(Short task) Each line below should be reproduced without any alteration.

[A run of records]
-- begin --
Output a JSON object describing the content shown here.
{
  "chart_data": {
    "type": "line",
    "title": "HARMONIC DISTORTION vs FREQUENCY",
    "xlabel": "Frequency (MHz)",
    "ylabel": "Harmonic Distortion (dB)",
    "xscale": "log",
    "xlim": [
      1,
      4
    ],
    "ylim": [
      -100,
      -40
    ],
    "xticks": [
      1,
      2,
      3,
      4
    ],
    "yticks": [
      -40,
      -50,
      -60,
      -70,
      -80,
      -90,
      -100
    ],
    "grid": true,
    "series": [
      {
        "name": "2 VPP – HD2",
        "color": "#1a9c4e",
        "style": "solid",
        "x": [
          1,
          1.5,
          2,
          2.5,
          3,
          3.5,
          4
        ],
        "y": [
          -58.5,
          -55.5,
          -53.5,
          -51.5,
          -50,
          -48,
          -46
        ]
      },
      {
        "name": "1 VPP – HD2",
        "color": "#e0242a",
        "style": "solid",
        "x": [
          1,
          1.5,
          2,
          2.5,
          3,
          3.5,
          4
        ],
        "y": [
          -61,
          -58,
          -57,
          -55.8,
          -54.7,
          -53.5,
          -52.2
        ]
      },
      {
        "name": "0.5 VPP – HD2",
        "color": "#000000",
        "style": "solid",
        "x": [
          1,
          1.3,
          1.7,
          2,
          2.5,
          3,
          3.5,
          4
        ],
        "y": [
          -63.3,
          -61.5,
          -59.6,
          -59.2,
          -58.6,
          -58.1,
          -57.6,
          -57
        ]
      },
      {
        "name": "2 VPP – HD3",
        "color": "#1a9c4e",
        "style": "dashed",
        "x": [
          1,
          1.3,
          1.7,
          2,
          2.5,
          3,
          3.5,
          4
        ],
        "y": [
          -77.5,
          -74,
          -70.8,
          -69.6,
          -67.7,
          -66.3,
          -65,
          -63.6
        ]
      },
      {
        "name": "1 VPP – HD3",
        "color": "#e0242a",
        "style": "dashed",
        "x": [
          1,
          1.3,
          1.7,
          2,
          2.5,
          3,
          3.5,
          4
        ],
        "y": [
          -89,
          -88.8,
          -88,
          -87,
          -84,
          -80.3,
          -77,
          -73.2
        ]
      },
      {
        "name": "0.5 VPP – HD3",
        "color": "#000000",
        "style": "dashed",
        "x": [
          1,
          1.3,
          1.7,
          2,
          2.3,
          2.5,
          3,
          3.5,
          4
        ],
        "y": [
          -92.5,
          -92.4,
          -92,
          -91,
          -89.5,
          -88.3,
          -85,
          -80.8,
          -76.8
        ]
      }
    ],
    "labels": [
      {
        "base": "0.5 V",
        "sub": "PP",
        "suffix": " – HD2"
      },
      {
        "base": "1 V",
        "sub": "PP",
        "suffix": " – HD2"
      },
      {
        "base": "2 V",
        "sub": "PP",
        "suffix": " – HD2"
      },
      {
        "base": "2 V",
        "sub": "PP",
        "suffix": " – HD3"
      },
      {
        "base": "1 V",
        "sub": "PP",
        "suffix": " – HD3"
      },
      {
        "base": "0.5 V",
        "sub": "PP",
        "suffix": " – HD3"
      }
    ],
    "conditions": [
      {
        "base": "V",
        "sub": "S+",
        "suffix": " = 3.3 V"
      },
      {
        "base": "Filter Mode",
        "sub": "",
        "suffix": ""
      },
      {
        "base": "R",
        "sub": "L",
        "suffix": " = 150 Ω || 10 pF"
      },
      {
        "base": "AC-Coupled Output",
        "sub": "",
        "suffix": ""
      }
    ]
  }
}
-- end --
(Exercise result)
Output a JSON object describing the content shown here.
{
  "chart_data": {
    "type": "line",
    "title": "HARMONIC DISTORTION vs FREQUENCY",
    "xlabel": "Frequency (MHz)",
    "ylabel": "Harmonic Distortion (dB)",
    "xscale": "log",
    "xlim": [
      1,
      4
    ],
    "ylim": [
      -100,
      -40
    ],
    "xticks": [
      1,
      2,
      3,
      4
    ],
    "yticks": [
      -40,
      -50,
      -60,
      -70,
      -80,
      -90,
      -100
    ],
    "grid": true,
    "series": [
      {
        "name": "2 VPP – HD2",
        "color": "#1a9c4e",
        "style": "solid",
        "x": [
          1,
          1.5,
          2,
          2.5,
          3,
          3.5,
          4
        ],
        "y": [
          -58.5,
          -55.5,
          -53.5,
          -51.5,
          -50,
          -48,
          -46
        ]
      },
      {
        "name": "1 VPP – HD2",
        "color": "#e0242a",
        "style": "solid",
        "x": [
          1,
          1.5,
          2,
          2.5,
          3,
          3.5,
          4
        ],
        "y": [
          -61,
          -58,
          -57,
          -55.8,
          -54.7,
          -53.5,
          -52.2
        ]
      },
      {
        "name": "0.5 VPP – HD2",
        "color": "#000000",
        "style": "solid",
        "x": [
          1,
          1.3,
          1.7,
          2,
          2.5,
          3,
          3.5,
          4
        ],
        "y": [
          -63.3,
          -61.5,
          -59.6,
          -59.2,
          -58.6,
          -58.1,
          -57.6,
          -57
        ]
      },
      {
        "name": "2 VPP – HD3",
        "color": "#1a9c4e",
        "style": "dashed",
        "x": [
          1,
          1.3,
          1.7,
          2,
          2.5,
          3,
          3.5,
          4
        ],
        "y": [
          -77.5,
          -74,
          -70.8,
          -69.6,
          -67.7,
          -66.3,
          -65,
          -63.6
        ]
      },
      {
        "name": "1 VPP – HD3",
        "color": "#e0242a",
        "style": "dashed",
        "x": [
          1,
          1.3,
          1.7,
          2,
          2.5,
          3,
          3.5,
          4
        ],
        "y": [
          -89,
          -88.8,
          -88,
          -87,
          -84,
          -80.3,
          -77,
          -73.2
        ]
      },
      {
        "name": "0.5 VPP – HD3",
        "color": "#000000",
        "style": "dashed",
        "x": [
          1,
          1.3,
          1.7,
          2,
          2.3,
          2.5,
          3,
          3.5,
          4
        ],
        "y": [
          -92.5,
          -92.4,
          -92,
          -91,
          -89.5,
          -88.3,
          -85,
          -80.8,
          -76.8
        ]
      }
    ],
    "labels": [
      {
        "base": "0.5 V",
        "sub": "PP",
        "suffix": " – HD2"
      },
      {
        "base": "1 V",
        "sub": "PP",
        "suffix": " – HD2"
      },
      {
        "base": "2 V",
        "sub": "PP",
        "suffix": " – HD2"
      },
      {
        "base": "2 V",
        "sub": "PP",
        "suffix": " – HD3"
      },
      {
        "base": "1 V",
        "sub": "PP",
        "suffix": " – HD3"
      },
      {
        "base": "0.5 V",
        "sub": "PP",
        "suffix": " – HD3"
      }
    ],
    "conditions": [
      {
        "base": "V",
        "sub": "S+",
        "suffix": " = 3.3 V"
      },
      {
        "base": "Filter Mode",
        "sub": "",
        "suffix": ""
      },
      {
        "base": "R",
        "sub": "L",
        "suffix": " = 150 Ω || 10 pF"
      },
      {
        "base": "AC-Coupled Output",
        "sub": "",
        "suffix": ""
      }
    ]
  }
}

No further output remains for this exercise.